Figure dataset records
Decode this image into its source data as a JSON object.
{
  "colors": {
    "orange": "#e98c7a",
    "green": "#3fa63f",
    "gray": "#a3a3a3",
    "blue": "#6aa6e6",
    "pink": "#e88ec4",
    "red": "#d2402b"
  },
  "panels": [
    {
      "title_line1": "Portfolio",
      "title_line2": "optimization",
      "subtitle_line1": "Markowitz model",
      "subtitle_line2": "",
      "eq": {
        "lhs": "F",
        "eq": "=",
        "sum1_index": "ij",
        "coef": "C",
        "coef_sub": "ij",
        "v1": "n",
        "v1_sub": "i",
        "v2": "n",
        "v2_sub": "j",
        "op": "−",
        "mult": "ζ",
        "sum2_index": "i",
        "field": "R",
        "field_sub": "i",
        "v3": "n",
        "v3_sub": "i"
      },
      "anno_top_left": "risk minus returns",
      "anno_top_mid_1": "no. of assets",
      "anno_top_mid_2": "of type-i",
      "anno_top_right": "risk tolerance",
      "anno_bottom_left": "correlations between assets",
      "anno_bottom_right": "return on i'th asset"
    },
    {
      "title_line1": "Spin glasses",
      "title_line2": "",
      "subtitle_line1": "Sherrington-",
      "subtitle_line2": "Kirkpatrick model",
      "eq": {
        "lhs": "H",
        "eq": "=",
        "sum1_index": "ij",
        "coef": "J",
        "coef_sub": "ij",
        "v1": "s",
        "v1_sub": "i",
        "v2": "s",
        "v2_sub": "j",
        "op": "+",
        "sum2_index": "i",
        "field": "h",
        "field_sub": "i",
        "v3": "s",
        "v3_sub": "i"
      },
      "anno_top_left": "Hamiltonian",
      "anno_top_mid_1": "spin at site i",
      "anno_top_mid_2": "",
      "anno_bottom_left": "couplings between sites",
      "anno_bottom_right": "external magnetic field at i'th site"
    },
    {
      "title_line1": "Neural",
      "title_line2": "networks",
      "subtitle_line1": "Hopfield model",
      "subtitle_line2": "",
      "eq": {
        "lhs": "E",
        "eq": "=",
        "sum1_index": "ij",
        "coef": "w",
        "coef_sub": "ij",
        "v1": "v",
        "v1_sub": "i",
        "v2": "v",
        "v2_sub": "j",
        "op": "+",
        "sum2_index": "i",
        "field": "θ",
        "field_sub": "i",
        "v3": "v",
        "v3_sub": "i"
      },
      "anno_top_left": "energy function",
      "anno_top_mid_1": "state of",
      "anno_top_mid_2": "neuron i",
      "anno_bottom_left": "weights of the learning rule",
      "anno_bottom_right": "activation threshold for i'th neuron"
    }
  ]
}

---

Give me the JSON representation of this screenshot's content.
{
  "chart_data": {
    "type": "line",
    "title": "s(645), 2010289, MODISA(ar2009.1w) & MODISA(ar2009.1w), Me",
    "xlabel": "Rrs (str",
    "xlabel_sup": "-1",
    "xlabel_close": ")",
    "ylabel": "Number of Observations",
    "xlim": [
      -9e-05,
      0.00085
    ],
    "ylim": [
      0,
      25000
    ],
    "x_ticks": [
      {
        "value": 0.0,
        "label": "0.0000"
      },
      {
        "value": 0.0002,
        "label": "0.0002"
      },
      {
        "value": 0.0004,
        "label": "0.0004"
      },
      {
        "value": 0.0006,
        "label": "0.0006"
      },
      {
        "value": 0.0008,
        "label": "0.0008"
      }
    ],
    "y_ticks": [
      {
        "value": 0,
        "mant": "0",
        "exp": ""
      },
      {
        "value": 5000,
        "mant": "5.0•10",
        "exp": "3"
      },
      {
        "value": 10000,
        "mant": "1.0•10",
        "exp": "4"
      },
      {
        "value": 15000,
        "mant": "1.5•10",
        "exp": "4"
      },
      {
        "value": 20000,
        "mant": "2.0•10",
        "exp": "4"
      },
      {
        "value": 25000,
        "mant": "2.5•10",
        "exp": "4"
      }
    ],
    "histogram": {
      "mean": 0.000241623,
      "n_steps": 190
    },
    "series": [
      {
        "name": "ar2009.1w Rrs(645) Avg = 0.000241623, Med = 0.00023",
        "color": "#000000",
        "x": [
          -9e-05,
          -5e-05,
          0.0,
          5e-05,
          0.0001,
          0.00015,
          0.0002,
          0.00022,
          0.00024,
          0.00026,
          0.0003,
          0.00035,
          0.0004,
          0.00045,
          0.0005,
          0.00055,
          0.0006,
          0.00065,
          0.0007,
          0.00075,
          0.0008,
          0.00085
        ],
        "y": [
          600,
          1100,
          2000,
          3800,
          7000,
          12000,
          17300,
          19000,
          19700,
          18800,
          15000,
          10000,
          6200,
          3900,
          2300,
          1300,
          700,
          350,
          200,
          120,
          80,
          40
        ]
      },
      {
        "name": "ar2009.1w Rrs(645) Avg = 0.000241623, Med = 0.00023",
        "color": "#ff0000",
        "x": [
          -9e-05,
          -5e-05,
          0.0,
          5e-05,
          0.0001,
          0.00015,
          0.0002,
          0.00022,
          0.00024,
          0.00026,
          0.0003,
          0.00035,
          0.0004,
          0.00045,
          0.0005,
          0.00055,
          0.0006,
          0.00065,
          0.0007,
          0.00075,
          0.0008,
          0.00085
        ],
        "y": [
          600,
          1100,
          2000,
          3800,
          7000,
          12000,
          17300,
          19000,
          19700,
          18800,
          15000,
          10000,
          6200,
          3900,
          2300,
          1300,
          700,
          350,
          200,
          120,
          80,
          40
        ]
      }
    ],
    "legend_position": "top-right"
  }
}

Your instructions
Track down every line with the word "value" and copy it.

Final answer
        "value": 0.0,
        "value": 0.0002,
        "value": 0.0004,
        "value": 0.0006,
        "value": 0.0008,
        "value": 0,
        "value": 5000,
        "value": 10000,
        "value": 15000,
        "value": 20000,
        "value": 25000,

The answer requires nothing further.